* **Written instruction**:
Which lines below hold the word "ของจ"? Copy all of them.

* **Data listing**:

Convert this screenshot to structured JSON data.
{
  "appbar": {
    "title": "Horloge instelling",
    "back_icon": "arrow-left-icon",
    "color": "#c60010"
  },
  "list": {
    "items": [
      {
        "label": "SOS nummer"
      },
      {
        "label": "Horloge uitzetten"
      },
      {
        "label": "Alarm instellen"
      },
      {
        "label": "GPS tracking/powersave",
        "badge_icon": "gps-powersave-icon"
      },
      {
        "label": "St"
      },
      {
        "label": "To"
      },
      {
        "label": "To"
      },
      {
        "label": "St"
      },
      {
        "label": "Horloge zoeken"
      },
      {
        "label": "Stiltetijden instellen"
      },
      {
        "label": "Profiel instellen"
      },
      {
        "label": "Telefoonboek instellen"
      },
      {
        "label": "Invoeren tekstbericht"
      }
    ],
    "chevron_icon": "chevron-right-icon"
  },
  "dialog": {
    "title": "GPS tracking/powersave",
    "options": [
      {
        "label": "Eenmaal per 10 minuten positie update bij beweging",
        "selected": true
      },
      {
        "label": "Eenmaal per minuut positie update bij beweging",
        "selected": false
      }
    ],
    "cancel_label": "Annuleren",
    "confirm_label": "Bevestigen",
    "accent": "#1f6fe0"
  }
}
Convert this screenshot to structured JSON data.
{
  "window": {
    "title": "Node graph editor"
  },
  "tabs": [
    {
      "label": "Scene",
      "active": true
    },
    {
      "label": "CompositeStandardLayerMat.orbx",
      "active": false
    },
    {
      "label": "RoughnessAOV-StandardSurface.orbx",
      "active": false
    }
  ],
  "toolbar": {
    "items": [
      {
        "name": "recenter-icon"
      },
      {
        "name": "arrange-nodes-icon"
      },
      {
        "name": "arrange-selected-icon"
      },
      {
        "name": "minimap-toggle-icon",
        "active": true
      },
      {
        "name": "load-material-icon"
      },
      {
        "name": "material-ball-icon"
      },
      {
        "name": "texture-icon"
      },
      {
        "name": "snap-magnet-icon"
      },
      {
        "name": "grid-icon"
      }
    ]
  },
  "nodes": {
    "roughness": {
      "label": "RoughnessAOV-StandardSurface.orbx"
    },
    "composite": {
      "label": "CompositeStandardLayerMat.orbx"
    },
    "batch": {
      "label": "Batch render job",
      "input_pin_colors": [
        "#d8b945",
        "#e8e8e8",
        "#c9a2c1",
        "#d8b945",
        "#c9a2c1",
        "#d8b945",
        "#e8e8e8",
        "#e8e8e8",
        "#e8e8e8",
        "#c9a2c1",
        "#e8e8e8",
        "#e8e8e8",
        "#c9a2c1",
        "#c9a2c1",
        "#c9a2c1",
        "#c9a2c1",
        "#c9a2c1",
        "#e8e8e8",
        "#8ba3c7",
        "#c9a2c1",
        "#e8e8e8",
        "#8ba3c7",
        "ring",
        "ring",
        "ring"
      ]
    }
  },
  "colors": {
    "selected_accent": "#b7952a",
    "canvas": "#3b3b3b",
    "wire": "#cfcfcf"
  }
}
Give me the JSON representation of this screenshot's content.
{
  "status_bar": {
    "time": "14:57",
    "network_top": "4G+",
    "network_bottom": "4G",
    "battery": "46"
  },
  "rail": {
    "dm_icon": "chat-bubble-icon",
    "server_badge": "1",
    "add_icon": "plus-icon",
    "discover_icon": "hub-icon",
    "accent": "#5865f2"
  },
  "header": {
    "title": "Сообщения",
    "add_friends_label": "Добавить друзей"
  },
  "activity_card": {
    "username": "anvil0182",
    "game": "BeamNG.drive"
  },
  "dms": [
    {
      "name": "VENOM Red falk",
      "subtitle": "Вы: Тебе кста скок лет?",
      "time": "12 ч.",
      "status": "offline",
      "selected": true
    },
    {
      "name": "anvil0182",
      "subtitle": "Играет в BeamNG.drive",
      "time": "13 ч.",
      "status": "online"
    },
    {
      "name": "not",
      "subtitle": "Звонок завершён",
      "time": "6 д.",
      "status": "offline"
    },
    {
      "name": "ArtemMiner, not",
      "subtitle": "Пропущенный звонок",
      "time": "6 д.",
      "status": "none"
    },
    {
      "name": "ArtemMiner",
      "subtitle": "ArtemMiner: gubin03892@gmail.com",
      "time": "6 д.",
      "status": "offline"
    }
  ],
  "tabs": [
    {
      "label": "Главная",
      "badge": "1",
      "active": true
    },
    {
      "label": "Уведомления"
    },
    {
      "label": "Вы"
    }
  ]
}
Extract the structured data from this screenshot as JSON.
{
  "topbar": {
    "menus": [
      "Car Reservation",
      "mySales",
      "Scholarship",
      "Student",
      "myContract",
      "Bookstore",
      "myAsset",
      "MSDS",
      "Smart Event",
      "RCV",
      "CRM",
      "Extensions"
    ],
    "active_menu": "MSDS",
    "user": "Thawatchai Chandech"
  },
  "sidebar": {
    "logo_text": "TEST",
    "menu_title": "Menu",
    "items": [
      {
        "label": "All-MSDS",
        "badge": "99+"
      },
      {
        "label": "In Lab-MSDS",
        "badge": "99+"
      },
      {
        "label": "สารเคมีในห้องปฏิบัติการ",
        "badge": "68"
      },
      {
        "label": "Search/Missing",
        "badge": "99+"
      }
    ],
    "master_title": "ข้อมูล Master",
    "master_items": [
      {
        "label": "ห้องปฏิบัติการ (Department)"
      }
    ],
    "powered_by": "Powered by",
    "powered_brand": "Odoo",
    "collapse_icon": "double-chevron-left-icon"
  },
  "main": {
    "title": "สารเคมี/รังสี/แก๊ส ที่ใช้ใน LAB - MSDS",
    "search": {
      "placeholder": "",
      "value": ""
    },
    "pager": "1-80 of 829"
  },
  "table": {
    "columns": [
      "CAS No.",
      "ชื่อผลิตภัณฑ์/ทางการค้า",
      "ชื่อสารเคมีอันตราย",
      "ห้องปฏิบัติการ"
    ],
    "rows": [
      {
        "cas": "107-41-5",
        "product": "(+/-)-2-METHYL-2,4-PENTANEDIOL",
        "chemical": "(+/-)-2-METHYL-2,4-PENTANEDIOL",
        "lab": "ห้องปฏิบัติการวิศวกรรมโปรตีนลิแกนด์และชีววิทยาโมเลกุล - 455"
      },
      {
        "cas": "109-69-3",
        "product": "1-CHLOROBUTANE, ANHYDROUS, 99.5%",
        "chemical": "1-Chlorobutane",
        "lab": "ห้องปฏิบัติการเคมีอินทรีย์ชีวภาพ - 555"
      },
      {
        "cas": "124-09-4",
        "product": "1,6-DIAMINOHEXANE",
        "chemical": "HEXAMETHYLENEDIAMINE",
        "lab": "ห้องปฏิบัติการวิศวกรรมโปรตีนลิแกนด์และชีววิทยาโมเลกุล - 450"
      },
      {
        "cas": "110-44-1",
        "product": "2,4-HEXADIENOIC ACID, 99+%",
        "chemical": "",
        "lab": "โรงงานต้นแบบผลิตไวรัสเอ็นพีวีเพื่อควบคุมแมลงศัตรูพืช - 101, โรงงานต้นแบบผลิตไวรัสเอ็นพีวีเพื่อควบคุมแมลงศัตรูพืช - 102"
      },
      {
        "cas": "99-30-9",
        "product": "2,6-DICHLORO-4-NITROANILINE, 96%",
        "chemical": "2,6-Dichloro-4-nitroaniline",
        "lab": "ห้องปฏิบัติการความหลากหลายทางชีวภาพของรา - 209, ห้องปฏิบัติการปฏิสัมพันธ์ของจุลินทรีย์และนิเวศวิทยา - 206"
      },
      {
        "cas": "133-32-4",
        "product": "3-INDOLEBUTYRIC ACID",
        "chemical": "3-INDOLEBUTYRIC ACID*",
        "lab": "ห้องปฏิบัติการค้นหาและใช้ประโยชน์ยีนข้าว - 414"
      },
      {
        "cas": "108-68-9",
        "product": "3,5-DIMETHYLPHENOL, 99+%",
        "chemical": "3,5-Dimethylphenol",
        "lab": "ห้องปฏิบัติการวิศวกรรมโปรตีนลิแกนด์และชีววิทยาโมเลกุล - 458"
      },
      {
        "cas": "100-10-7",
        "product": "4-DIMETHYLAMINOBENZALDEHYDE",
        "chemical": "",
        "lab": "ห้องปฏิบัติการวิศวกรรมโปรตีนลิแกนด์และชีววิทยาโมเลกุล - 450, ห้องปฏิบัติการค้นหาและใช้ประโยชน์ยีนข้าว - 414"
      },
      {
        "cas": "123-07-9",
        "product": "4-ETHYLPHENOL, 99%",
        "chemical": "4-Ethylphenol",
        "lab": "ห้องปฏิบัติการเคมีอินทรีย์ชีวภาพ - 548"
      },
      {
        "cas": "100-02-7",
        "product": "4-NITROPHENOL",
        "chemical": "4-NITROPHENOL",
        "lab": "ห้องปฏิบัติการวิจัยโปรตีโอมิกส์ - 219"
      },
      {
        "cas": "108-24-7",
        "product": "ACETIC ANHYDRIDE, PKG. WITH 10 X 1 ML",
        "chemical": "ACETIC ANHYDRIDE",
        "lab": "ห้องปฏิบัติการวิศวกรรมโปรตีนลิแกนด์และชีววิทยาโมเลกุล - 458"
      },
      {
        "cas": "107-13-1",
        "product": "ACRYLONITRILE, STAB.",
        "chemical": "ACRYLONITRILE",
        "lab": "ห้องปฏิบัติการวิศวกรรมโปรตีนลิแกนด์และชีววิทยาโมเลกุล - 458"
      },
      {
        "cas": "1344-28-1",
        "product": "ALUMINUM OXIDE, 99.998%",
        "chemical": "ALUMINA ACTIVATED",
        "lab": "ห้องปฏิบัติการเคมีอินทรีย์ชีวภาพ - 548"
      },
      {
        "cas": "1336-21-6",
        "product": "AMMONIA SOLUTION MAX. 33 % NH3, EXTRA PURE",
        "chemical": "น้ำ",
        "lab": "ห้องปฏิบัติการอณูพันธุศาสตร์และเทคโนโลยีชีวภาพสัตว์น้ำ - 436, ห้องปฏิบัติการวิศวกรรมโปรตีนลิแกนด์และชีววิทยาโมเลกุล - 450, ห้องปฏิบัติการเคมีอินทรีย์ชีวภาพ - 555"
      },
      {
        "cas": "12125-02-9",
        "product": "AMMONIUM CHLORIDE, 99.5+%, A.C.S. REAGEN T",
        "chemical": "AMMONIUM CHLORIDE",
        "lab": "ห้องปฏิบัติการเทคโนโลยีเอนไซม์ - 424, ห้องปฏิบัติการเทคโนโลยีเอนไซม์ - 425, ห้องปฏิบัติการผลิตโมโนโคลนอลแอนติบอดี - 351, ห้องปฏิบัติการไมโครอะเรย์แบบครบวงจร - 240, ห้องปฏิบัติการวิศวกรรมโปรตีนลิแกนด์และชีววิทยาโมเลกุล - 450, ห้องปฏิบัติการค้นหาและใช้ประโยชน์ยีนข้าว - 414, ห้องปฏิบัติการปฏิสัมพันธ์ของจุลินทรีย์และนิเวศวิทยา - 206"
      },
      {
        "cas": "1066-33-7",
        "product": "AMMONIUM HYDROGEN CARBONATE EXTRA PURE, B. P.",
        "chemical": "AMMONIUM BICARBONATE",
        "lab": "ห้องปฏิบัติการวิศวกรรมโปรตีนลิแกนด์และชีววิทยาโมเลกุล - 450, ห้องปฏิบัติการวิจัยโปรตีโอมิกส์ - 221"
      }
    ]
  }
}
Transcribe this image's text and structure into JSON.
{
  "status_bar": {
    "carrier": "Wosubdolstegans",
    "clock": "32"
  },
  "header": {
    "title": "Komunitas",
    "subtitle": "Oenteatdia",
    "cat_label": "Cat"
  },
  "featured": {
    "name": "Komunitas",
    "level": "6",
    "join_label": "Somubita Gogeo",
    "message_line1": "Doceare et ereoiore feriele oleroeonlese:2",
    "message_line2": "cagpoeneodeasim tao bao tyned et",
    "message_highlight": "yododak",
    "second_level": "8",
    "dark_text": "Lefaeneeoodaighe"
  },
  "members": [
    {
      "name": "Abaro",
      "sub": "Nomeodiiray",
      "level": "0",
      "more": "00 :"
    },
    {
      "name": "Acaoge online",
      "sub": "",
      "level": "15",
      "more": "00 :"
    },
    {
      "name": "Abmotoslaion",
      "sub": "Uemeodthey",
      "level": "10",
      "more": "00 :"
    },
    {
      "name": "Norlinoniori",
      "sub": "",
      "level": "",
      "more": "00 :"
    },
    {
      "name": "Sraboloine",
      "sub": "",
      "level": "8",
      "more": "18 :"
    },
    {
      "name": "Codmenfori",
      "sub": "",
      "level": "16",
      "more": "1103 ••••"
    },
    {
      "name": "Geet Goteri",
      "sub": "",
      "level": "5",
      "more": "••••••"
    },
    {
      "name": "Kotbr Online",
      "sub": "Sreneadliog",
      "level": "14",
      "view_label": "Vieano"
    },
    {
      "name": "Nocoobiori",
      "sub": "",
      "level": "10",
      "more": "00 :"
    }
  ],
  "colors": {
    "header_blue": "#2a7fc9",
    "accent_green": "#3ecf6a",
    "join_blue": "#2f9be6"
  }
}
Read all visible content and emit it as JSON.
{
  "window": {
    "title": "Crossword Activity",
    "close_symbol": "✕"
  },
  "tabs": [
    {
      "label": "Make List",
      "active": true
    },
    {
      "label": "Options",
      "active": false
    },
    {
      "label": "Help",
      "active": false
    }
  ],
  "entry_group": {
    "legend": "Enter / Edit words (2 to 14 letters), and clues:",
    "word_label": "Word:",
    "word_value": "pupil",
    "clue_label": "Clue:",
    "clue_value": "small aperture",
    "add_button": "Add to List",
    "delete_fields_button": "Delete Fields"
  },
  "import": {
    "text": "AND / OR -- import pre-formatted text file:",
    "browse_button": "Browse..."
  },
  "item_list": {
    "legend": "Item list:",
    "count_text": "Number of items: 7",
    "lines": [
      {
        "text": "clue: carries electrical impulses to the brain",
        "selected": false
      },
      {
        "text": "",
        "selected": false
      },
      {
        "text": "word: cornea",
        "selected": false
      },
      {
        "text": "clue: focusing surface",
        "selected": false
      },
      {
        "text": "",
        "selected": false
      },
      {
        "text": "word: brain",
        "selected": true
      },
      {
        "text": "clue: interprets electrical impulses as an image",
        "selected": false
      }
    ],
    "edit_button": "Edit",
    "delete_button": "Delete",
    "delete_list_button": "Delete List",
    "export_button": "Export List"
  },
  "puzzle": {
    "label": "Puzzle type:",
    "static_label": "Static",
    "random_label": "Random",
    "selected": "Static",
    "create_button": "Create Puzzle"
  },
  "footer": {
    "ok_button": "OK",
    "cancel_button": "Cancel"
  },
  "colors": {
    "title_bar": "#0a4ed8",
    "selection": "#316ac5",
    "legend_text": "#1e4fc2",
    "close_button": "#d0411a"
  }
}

* **Result for this task**:
        "lab": "ห้องปฏิบัติการความหลากหลายทางชีวภาพของรา - 209, ห้องปฏิบัติการปฏิสัมพันธ์ของจุลินทรีย์และนิเวศวิทยา - 206"
        "lab": "ห้องปฏิบัติการเทคโนโลยีเอนไซม์ - 424, ห้องปฏิบัติการเทคโนโลยีเอนไซม์ - 425, ห้องปฏิบัติการผลิตโมโนโคลนอลแอนติบอดี - 351, ห้องปฏิบัติการไมโครอะเรย์แบบครบวงจร - 240, ห้องปฏิบัติการวิศวกรรมโปรตีนลิแกนด์และชีววิทยาโมเลกุล - 450, ห้องปฏิบัติการค้นหาและใช้ประโยชน์ยีนข้าว - 414, ห้องปฏิบัติการปฏิสัมพันธ์ของจุลินทรีย์และนิเวศวิทยา - 206"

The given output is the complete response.